# Task brief
Return all lines where the word "structured" can be found.

# Raw data

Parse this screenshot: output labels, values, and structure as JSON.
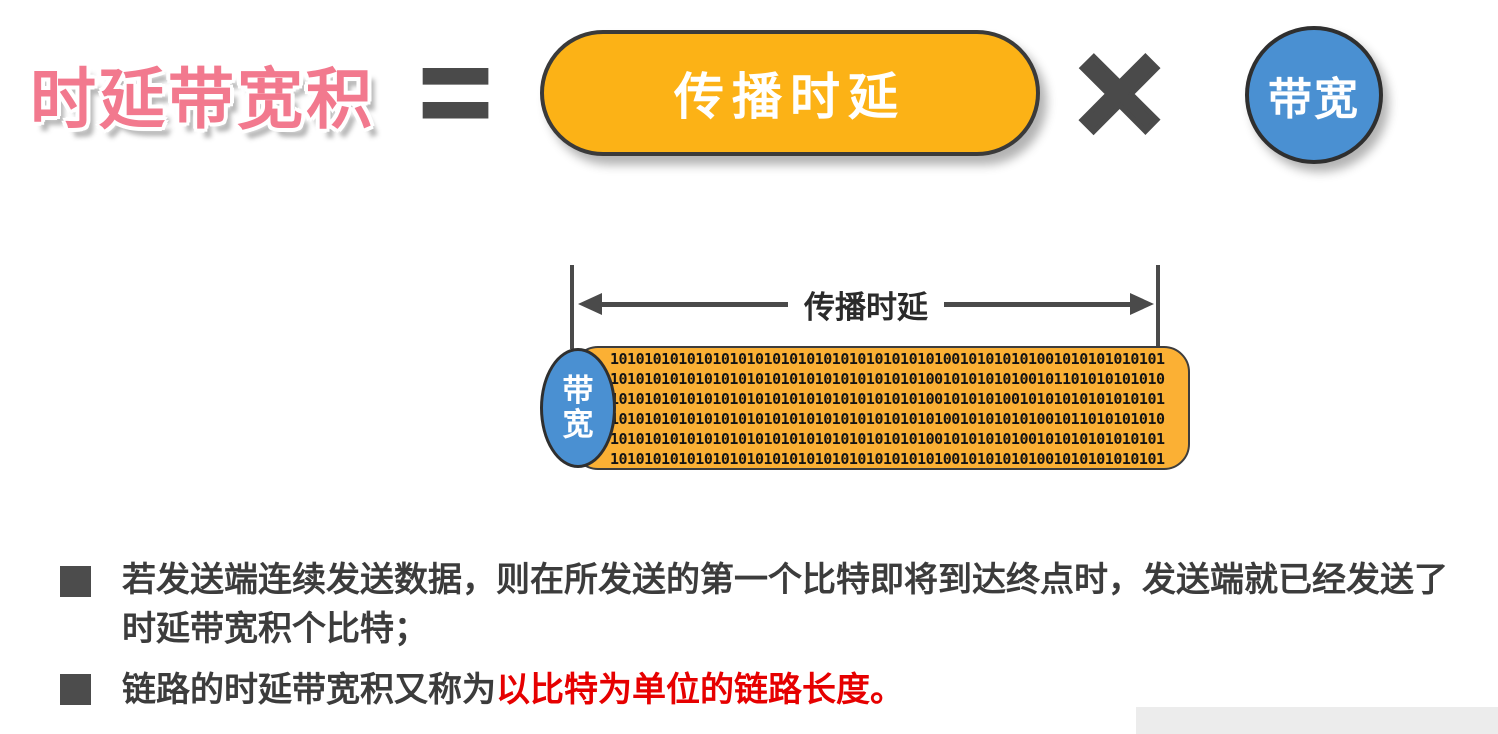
{
  "equation": {
    "title": "时延带宽积",
    "equals_symbol": "=",
    "propagation_delay": "传播时延",
    "multiply_symbol": "×",
    "bandwidth": "带宽"
  },
  "diagram": {
    "arrow_label": "传播时延",
    "pipe_bandwidth_label": "带宽",
    "bit_lines": [
      "10101010101010101010101010101010101010100101010101001010101010101",
      "10101010101010101010101010101010101010010101010100101101010101010",
      "10101010101010101010101010101010101010010101010010101010101010101",
      "10101010101010101010101010101010101010100101010101001011010101010",
      "10101010101010101010101010101010101010010101010100101010101010101",
      "10101010101010101010101010101010101010100101010101001010101010101"
    ]
  },
  "notes": [
    {
      "text": "若发送端连续发送数据，则在所发送的第一个比特即将到达终点时，发送端就已经发送了时延带宽积个比特；"
    },
    {
      "text_normal": "链路的时延带宽积又称为",
      "text_highlight": "以比特为单位的链路长度。"
    }
  ],
  "colors": {
    "title_pink": "#f2798e",
    "pill_orange": "#fcb216",
    "pipe_orange": "#fbb034",
    "circle_blue": "#4a90d2",
    "highlight_red": "#e60000",
    "line_dark_gray": "#4a4a4a"
  }
}
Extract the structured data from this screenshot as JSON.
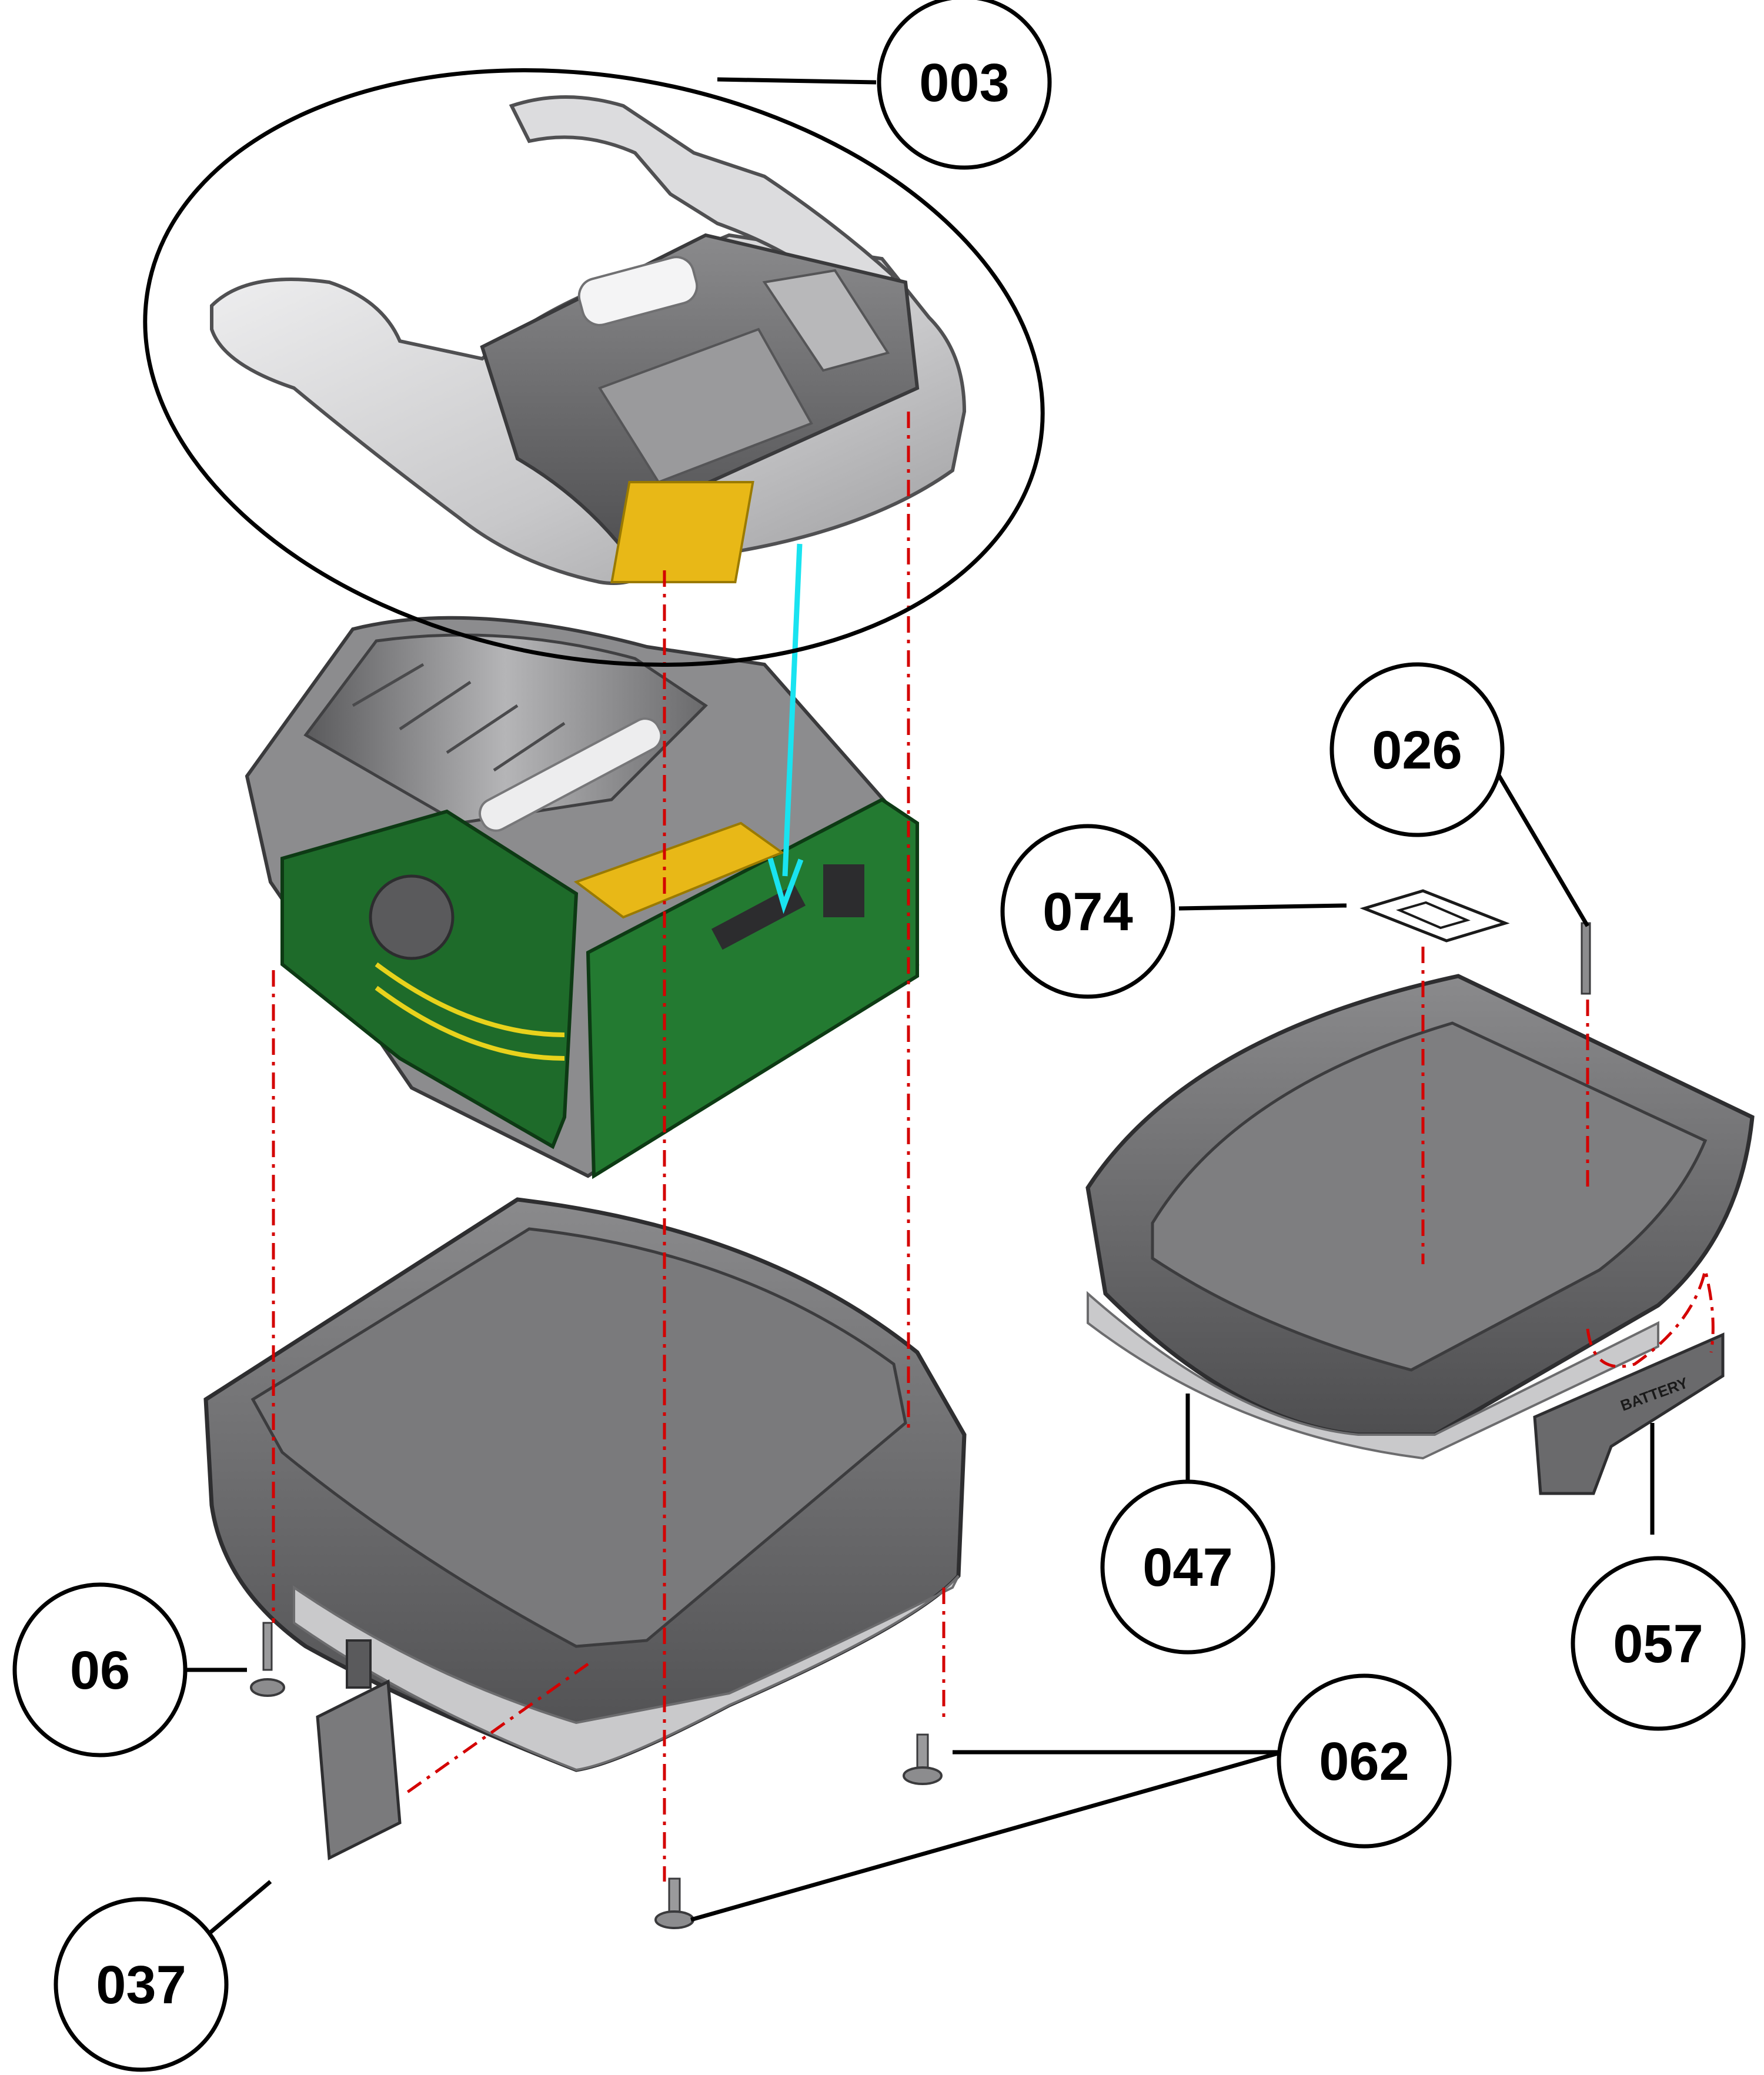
{
  "diagram": {
    "callouts": {
      "c003": "003",
      "c026": "026",
      "c074": "074",
      "c047": "047",
      "c057": "057",
      "c06": "06",
      "c062": "062",
      "c037": "037"
    },
    "battery_door_label": "BATTERY",
    "colors": {
      "leader": "#000000",
      "assembly_guide": "#d40000",
      "flex_cable_guide": "#19e3f0",
      "housing_dark": "#6e6e70",
      "housing_light": "#c9c9cb",
      "pcb": "#1e6b2a",
      "flex_cable": "#e8b817"
    }
  }
}
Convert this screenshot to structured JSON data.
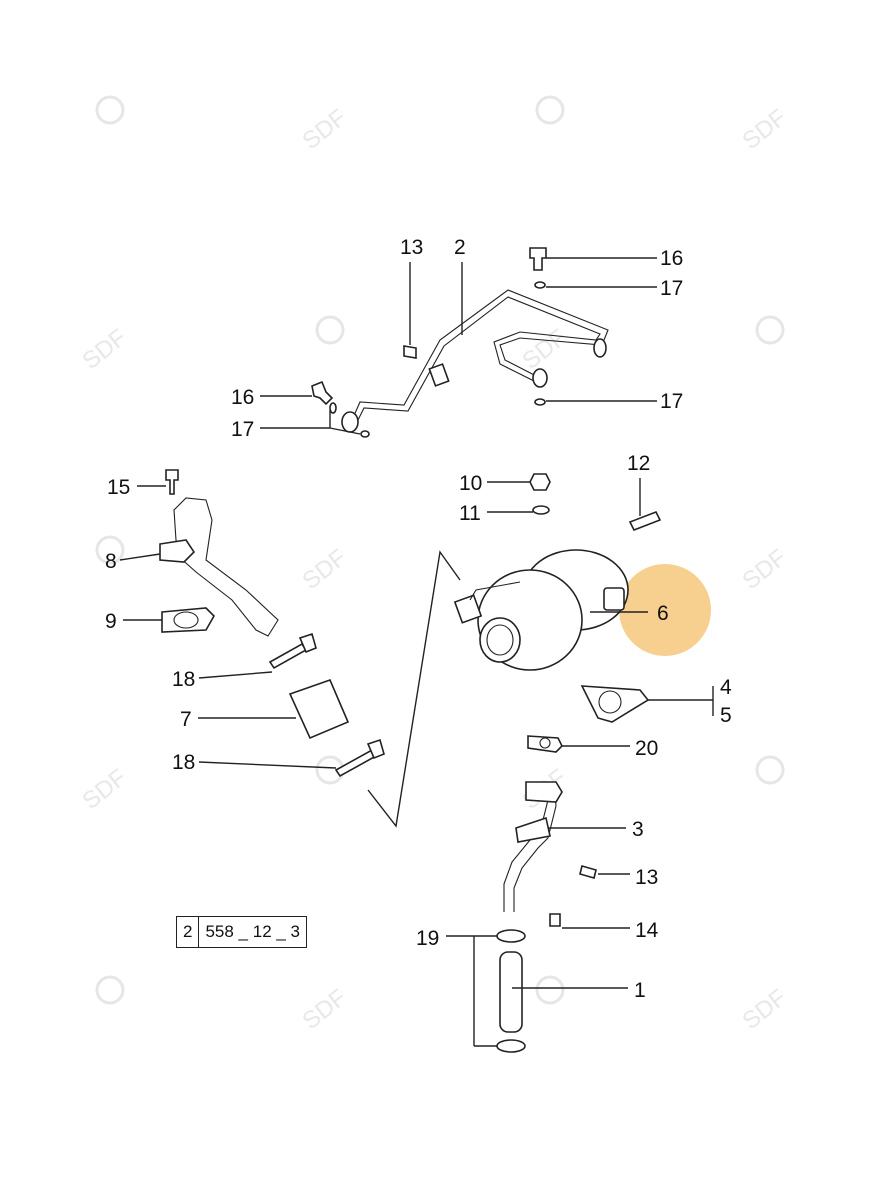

# Response to this task
Extract the structured data from this screenshot as JSON.
Convert this screenshot to structured JSON data.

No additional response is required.